***** Dataset records

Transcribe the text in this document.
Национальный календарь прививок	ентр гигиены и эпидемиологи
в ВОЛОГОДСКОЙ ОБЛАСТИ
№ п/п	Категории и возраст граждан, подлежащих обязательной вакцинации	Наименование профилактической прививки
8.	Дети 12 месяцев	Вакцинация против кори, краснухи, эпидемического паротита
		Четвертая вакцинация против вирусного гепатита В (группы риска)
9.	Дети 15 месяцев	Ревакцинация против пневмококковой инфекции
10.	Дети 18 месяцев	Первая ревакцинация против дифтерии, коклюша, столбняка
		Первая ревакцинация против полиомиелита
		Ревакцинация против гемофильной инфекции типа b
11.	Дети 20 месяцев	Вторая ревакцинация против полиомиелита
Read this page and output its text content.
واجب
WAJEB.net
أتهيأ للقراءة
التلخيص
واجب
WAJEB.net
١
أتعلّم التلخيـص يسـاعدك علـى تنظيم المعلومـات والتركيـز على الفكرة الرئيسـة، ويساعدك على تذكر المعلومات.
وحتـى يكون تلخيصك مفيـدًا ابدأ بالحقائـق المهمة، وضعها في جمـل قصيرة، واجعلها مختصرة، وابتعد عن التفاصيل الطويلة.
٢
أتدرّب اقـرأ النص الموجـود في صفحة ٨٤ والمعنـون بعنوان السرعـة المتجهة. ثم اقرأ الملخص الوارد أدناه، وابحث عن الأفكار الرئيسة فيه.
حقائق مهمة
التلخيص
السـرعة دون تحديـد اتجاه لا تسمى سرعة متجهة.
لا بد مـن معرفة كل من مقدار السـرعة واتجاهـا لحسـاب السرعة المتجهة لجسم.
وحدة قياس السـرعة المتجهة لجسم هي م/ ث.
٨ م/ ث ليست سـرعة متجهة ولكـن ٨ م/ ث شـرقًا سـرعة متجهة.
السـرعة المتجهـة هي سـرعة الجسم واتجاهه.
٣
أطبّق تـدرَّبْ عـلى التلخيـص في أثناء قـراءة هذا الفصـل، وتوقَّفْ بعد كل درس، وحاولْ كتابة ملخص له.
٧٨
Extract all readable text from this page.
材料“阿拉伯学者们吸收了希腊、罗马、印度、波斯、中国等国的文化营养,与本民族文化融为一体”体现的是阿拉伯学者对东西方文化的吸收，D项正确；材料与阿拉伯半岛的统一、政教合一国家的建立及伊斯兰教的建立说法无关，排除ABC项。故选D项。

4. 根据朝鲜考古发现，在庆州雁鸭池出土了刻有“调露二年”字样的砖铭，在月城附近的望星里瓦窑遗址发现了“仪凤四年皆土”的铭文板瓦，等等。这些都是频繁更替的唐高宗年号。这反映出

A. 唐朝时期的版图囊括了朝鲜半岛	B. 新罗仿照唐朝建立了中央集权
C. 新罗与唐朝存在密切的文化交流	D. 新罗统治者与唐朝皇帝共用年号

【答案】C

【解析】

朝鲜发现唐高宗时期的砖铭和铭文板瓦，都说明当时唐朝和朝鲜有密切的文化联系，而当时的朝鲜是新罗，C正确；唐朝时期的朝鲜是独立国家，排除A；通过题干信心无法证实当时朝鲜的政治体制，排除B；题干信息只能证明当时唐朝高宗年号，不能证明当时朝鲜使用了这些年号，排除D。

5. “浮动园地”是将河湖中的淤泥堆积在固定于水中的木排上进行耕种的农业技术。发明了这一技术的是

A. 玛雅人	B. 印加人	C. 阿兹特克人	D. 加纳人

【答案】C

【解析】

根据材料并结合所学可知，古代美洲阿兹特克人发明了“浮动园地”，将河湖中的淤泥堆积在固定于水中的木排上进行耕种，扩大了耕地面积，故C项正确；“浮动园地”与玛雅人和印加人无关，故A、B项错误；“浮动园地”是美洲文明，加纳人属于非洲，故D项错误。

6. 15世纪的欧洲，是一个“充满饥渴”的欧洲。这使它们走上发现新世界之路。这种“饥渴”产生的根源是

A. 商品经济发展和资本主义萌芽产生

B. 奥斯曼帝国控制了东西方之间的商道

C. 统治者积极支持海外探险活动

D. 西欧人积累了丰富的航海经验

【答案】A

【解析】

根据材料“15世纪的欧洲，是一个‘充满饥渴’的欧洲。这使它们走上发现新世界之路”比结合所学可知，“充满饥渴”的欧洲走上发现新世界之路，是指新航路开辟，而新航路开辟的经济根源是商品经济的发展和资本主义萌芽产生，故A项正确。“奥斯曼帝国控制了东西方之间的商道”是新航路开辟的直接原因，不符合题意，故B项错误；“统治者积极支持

**********

**Instructions for the task:** Once more, set down the full listing, verbatim.

**Full output:**
Transcribe the text in this document.
Национальный календарь прививок	ентр гигиены и эпидемиологи
в ВОЛОГОДСКОЙ ОБЛАСТИ
№ п/п	Категории и возраст граждан, подлежащих обязательной вакцинации	Наименование профилактической прививки
8.	Дети 12 месяцев	Вакцинация против кори, краснухи, эпидемического паротита
		Четвертая вакцинация против вирусного гепатита В (группы риска)
9.	Дети 15 месяцев	Ревакцинация против пневмококковой инфекции
10.	Дети 18 месяцев	Первая ревакцинация против дифтерии, коклюша, столбняка
		Первая ревакцинация против полиомиелита
		Ревакцинация против гемофильной инфекции типа b
11.	Дети 20 месяцев	Вторая ревакцинация против полиомиелита
Read this page and output its text content.
واجب
WAJEB.net
أتهيأ للقراءة
التلخيص
واجب
WAJEB.net
١
أتعلّم التلخيـص يسـاعدك علـى تنظيم المعلومـات والتركيـز على الفكرة الرئيسـة، ويساعدك على تذكر المعلومات.
وحتـى يكون تلخيصك مفيـدًا ابدأ بالحقائـق المهمة، وضعها في جمـل قصيرة، واجعلها مختصرة، وابتعد عن التفاصيل الطويلة.
٢
أتدرّب اقـرأ النص الموجـود في صفحة ٨٤ والمعنـون بعنوان السرعـة المتجهة. ثم اقرأ الملخص الوارد أدناه، وابحث عن الأفكار الرئيسة فيه.
حقائق مهمة
التلخيص
السـرعة دون تحديـد اتجاه لا تسمى سرعة متجهة.
لا بد مـن معرفة كل من مقدار السـرعة واتجاهـا لحسـاب السرعة المتجهة لجسم.
وحدة قياس السـرعة المتجهة لجسم هي م/ ث.
٨ م/ ث ليست سـرعة متجهة ولكـن ٨ م/ ث شـرقًا سـرعة متجهة.
السـرعة المتجهـة هي سـرعة الجسم واتجاهه.
٣
أطبّق تـدرَّبْ عـلى التلخيـص في أثناء قـراءة هذا الفصـل، وتوقَّفْ بعد كل درس، وحاولْ كتابة ملخص له.
٧٨
Extract all readable text from this page.
材料“阿拉伯学者们吸收了希腊、罗马、印度、波斯、中国等国的文化营养,与本民族文化融为一体”体现的是阿拉伯学者对东西方文化的吸收，D项正确；材料与阿拉伯半岛的统一、政教合一国家的建立及伊斯兰教的建立说法无关，排除ABC项。故选D项。

4. 根据朝鲜考古发现，在庆州雁鸭池出土了刻有“调露二年”字样的砖铭，在月城附近的望星里瓦窑遗址发现了“仪凤四年皆土”的铭文板瓦，等等。这些都是频繁更替的唐高宗年号。这反映出

A. 唐朝时期的版图囊括了朝鲜半岛	B. 新罗仿照唐朝建立了中央集权
C. 新罗与唐朝存在密切的文化交流	D. 新罗统治者与唐朝皇帝共用年号

【答案】C

【解析】

朝鲜发现唐高宗时期的砖铭和铭文板瓦，都说明当时唐朝和朝鲜有密切的文化联系，而当时的朝鲜是新罗，C正确；唐朝时期的朝鲜是独立国家，排除A；通过题干信心无法证实当时朝鲜的政治体制，排除B；题干信息只能证明当时唐朝高宗年号，不能证明当时朝鲜使用了这些年号，排除D。

5. “浮动园地”是将河湖中的淤泥堆积在固定于水中的木排上进行耕种的农业技术。发明了这一技术的是

A. 玛雅人	B. 印加人	C. 阿兹特克人	D. 加纳人

【答案】C

【解析】

根据材料并结合所学可知，古代美洲阿兹特克人发明了“浮动园地”，将河湖中的淤泥堆积在固定于水中的木排上进行耕种，扩大了耕地面积，故C项正确；“浮动园地”与玛雅人和印加人无关，故A、B项错误；“浮动园地”是美洲文明，加纳人属于非洲，故D项错误。

6. 15世纪的欧洲，是一个“充满饥渴”的欧洲。这使它们走上发现新世界之路。这种“饥渴”产生的根源是

A. 商品经济发展和资本主义萌芽产生

B. 奥斯曼帝国控制了东西方之间的商道

C. 统治者积极支持海外探险活动

D. 西欧人积累了丰富的航海经验

【答案】A

【解析】

根据材料“15世纪的欧洲，是一个‘充满饥渴’的欧洲。这使它们走上发现新世界之路”比结合所学可知，“充满饥渴”的欧洲走上发现新世界之路，是指新航路开辟，而新航路开辟的经济根源是商品经济的发展和资本主义萌芽产生，故A项正确。“奥斯曼帝国控制了东西方之间的商道”是新航路开辟的直接原因，不符合题意，故B项错误；“统治者积极支持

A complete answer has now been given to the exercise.